- Work required
Read the records below and copy each line that contains "percentage".

[Stored items from a collection]
** begin **
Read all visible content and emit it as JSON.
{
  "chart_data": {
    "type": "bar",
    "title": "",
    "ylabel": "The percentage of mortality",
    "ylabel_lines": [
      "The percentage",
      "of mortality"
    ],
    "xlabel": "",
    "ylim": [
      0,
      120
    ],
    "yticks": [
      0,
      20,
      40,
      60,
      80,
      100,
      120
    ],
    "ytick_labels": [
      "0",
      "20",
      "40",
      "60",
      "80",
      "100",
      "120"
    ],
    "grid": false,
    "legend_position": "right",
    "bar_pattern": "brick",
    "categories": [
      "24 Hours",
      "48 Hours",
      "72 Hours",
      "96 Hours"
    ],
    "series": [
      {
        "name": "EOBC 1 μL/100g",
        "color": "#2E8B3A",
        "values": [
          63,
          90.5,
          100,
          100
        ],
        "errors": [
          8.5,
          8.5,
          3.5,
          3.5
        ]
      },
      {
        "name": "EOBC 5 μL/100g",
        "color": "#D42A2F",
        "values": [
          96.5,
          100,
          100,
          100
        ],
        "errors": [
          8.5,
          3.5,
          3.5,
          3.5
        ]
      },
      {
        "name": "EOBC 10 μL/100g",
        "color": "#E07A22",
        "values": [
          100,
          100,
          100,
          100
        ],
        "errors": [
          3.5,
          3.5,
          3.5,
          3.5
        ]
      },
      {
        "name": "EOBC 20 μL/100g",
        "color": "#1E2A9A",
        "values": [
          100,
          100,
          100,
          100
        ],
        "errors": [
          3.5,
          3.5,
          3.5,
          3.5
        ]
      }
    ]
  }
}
** end **
- Response to this task
    "ylabel": "The percentage of mortality",
      "The percentage",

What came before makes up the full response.